• _Instructions for the task_: Scan the material for the word "veszélyeztetheti", and copy each line where it shows up.

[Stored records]
###

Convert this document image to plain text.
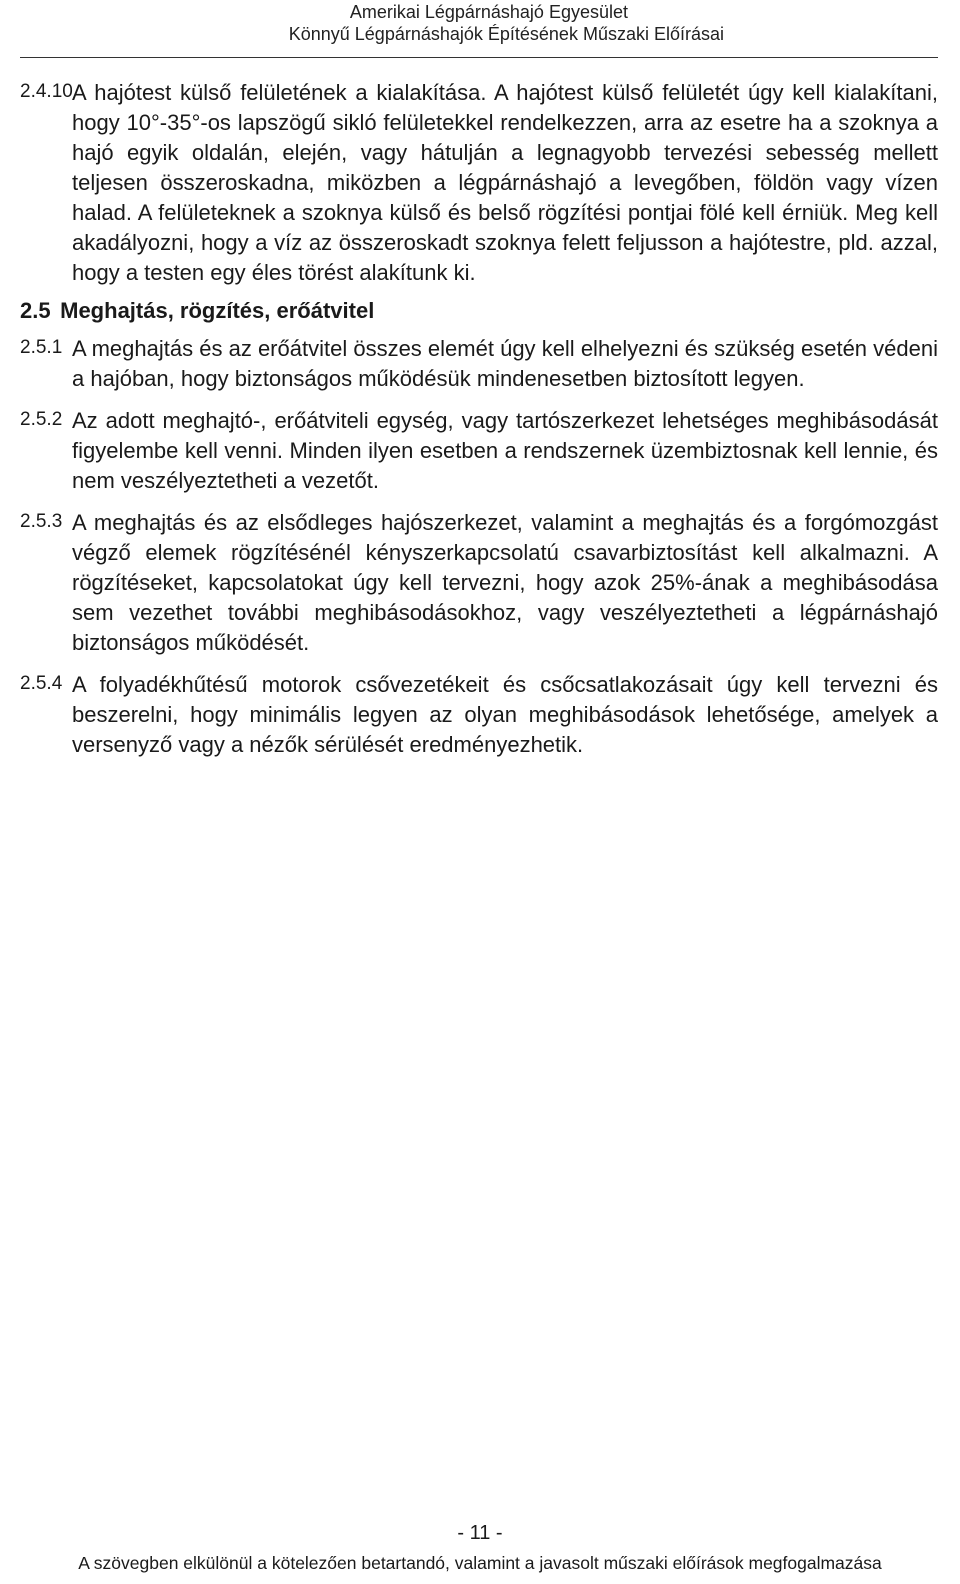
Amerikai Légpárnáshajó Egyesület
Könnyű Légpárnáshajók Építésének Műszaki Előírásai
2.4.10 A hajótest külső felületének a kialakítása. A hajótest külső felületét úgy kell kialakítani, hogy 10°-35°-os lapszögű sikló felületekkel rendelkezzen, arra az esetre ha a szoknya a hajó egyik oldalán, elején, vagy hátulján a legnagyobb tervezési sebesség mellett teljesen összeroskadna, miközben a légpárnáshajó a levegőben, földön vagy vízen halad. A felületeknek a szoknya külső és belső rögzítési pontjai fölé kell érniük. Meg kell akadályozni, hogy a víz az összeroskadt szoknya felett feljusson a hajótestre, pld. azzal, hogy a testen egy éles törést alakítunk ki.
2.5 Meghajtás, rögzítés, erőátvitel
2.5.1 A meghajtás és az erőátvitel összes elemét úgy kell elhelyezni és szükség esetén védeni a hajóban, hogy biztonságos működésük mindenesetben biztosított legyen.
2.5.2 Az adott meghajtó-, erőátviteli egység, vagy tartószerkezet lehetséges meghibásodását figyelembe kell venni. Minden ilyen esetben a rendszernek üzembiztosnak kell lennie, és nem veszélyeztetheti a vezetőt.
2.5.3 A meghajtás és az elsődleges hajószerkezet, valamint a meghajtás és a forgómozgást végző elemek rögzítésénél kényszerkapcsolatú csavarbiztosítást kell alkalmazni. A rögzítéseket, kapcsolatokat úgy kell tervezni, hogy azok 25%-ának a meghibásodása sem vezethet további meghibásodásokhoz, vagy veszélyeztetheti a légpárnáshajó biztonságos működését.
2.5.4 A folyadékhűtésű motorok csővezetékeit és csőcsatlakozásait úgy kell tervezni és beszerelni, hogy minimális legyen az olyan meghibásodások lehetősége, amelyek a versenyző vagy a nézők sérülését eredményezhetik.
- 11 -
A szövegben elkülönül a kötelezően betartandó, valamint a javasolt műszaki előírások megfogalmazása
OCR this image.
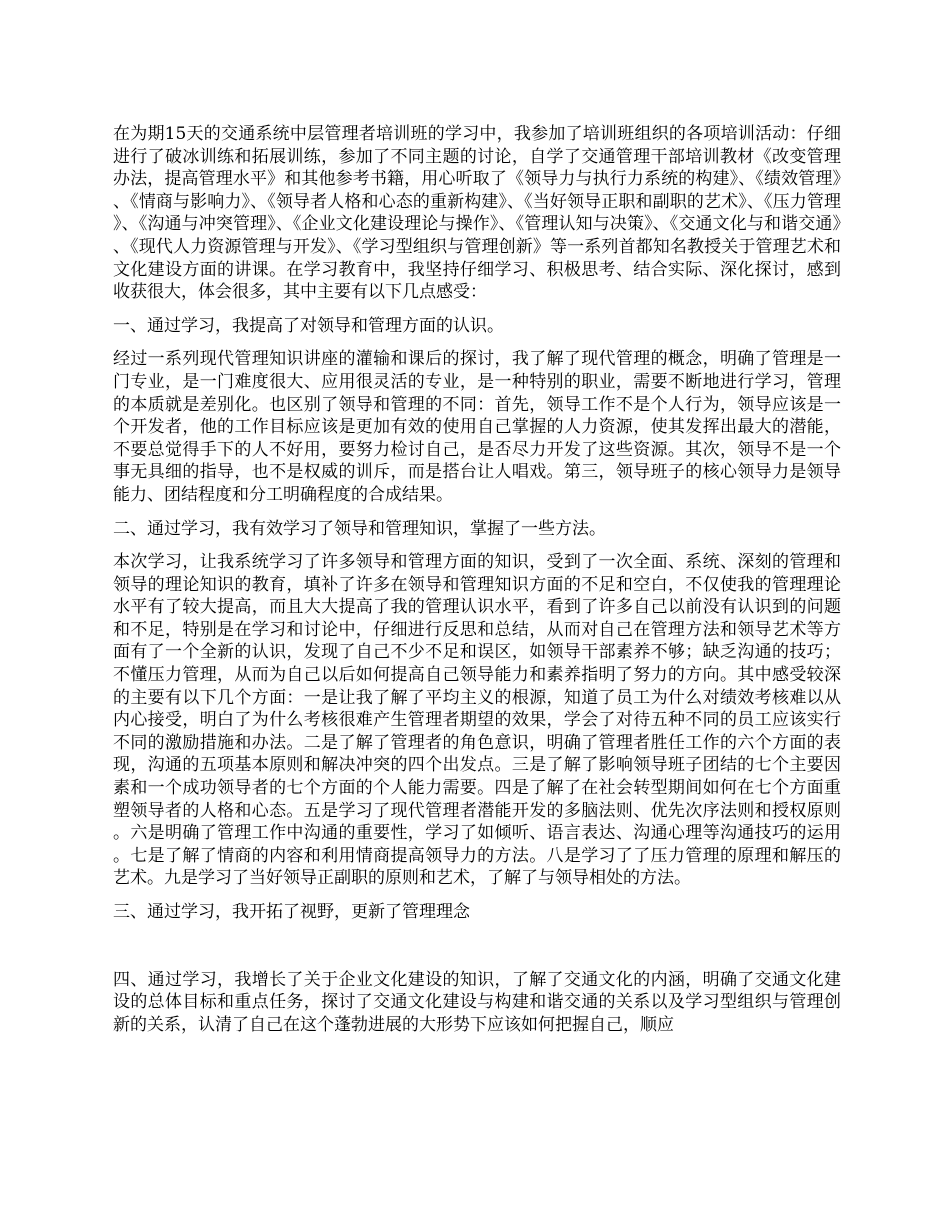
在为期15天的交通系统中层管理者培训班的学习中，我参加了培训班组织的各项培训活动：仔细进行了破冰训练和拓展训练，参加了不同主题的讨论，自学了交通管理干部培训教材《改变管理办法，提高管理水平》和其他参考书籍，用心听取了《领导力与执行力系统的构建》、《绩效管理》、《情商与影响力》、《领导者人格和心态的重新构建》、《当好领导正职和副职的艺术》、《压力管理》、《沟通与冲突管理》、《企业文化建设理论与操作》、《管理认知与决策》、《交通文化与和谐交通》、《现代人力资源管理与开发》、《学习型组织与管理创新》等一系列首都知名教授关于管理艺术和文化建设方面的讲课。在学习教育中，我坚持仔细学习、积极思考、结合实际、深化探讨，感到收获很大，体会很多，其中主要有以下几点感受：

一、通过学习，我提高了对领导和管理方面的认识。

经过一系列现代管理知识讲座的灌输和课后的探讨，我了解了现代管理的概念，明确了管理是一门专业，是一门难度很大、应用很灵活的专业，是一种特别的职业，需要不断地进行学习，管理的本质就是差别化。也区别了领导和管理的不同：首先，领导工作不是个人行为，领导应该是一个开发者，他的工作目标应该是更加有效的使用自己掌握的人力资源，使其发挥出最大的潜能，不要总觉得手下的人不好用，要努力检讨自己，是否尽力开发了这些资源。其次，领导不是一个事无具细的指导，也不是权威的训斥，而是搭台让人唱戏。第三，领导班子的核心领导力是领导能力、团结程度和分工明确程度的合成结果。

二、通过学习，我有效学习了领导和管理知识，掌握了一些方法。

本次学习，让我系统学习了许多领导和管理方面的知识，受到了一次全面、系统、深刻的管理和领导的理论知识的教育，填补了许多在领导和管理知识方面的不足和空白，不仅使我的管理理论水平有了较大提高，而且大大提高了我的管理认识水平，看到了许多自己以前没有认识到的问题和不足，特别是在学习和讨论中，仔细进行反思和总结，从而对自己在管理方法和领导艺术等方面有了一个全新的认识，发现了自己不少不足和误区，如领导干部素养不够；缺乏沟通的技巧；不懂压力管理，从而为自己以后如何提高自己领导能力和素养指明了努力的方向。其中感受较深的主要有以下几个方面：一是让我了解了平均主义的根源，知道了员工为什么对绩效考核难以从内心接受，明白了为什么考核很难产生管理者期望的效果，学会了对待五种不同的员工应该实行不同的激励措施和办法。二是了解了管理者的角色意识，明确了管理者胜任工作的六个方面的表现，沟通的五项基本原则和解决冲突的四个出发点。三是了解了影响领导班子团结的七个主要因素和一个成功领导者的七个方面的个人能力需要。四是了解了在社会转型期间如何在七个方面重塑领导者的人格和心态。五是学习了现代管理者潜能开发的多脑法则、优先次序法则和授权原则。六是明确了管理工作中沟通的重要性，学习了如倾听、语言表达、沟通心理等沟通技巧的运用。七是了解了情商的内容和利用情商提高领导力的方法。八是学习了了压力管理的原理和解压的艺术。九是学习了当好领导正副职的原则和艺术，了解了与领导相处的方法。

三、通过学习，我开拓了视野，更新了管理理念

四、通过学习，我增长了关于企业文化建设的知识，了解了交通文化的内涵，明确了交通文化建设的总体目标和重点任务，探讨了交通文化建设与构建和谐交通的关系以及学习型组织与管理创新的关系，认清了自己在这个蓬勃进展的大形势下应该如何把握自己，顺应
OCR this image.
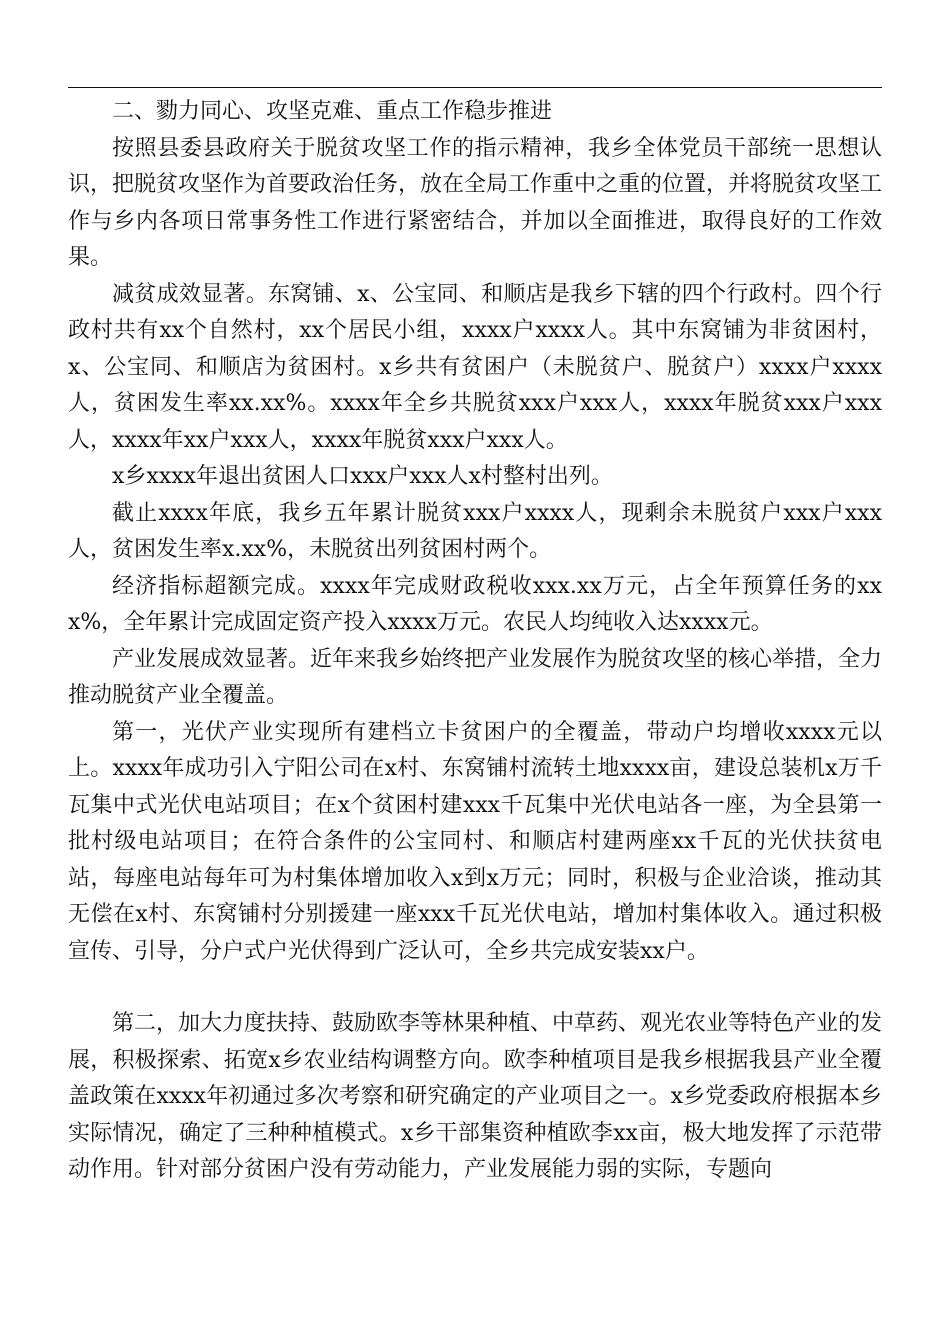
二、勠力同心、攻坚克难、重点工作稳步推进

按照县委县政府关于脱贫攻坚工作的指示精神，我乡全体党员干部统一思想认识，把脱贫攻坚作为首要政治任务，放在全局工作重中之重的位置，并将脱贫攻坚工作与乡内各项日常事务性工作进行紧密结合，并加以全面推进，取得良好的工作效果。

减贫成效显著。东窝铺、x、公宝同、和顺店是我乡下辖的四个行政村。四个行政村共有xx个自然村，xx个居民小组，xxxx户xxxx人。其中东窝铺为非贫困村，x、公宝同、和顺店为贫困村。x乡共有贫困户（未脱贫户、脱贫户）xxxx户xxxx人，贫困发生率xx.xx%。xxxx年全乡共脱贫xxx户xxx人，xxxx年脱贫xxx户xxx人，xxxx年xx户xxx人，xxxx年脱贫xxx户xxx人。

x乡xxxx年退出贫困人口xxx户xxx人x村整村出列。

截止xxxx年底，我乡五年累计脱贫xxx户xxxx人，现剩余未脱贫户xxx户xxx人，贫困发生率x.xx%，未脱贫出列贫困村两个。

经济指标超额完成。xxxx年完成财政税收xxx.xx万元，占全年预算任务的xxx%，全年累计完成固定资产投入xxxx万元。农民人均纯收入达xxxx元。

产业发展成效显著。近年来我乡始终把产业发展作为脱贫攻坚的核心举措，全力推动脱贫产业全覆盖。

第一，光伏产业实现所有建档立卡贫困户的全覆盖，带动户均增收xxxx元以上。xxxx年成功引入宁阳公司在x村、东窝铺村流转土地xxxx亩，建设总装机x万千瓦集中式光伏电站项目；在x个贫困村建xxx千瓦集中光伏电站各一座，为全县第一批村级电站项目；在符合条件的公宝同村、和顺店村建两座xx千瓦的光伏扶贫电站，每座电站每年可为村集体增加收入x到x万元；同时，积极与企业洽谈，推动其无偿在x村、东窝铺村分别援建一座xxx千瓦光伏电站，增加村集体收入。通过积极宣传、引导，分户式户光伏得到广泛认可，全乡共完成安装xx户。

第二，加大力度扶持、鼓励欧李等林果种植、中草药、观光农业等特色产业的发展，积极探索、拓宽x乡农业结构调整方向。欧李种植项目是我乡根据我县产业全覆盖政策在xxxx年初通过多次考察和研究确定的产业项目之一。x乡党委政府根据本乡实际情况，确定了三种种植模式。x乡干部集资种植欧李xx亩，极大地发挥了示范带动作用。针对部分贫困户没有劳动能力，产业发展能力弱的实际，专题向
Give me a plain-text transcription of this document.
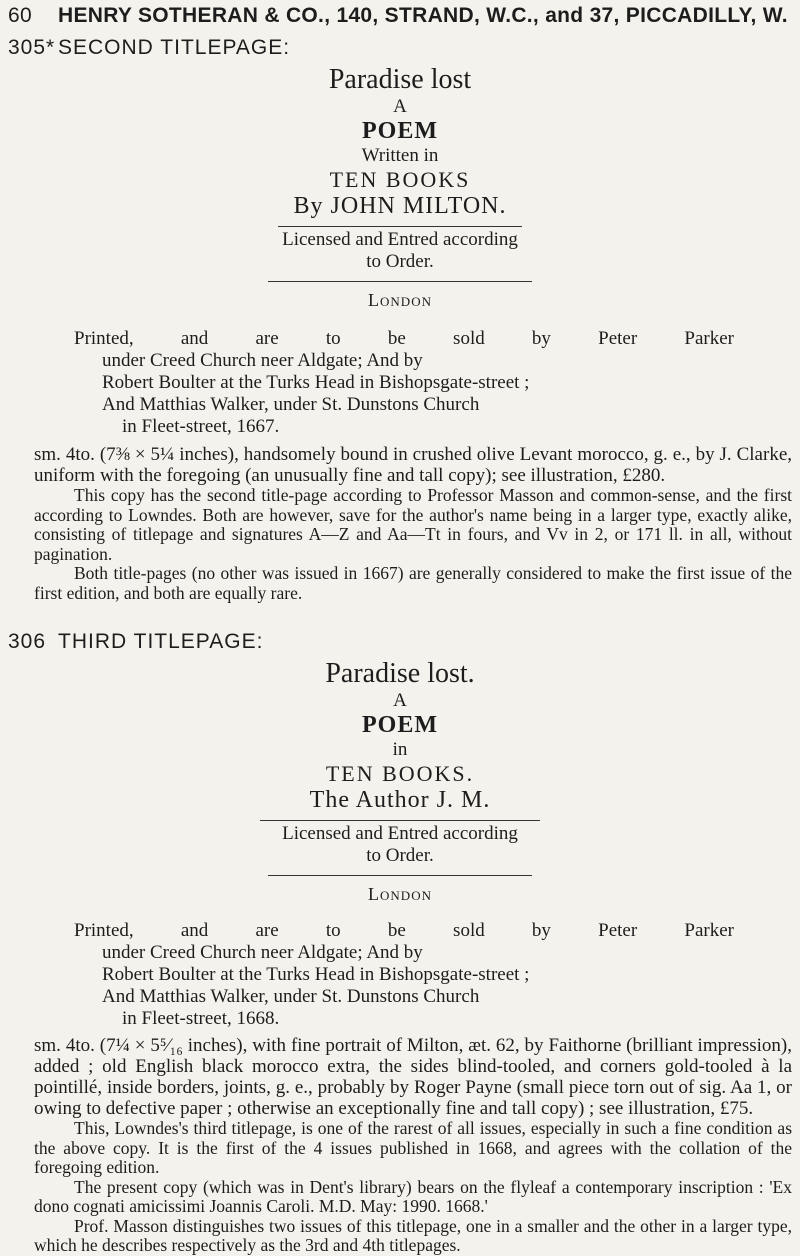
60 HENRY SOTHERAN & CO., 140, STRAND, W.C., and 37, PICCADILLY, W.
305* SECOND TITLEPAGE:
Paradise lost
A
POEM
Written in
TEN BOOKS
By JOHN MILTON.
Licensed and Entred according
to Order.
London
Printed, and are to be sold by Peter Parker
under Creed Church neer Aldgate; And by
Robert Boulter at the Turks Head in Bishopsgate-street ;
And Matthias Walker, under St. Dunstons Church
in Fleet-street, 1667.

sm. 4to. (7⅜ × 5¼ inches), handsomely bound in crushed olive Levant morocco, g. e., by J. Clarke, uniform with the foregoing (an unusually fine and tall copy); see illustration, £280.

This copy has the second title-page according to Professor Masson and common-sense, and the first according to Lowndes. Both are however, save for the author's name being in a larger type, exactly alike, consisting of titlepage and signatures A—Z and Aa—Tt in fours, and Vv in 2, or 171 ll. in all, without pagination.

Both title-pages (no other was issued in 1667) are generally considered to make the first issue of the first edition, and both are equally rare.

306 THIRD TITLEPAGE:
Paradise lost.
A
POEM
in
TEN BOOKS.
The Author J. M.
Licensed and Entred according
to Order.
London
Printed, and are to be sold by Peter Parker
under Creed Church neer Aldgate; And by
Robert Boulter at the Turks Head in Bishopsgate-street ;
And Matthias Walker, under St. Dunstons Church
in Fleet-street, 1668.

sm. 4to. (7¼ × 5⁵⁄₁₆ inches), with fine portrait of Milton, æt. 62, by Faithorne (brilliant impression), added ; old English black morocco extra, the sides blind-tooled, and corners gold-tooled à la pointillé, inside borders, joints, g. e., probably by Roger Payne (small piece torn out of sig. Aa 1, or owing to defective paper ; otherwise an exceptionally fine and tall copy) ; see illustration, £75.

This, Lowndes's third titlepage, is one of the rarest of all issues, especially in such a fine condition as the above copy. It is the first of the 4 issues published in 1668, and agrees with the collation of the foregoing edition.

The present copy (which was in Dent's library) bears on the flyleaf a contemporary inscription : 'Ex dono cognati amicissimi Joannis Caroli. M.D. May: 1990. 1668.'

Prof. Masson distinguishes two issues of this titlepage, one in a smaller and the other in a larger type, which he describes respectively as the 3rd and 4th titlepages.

###

• _Written response_:
2.5.2 Az adott meghajtó-, erőátviteli egység, vagy tartószerkezet lehetséges meghibásodását figyelembe kell venni. Minden ilyen esetben a rendszernek üzembiztosnak kell lennie, és nem veszélyeztetheti a vezetőt.
2.5.3 A meghajtás és az elsődleges hajószerkezet, valamint a meghajtás és a forgómozgást végző elemek rögzítésénél kényszerkapcsolatú csavarbiztosítást kell alkalmazni. A rögzítéseket, kapcsolatokat úgy kell tervezni, hogy azok 25%-ának a meghibásodása sem vezethet további meghibásodásokhoz, vagy veszélyeztetheti a légpárnáshajó biztonságos működését.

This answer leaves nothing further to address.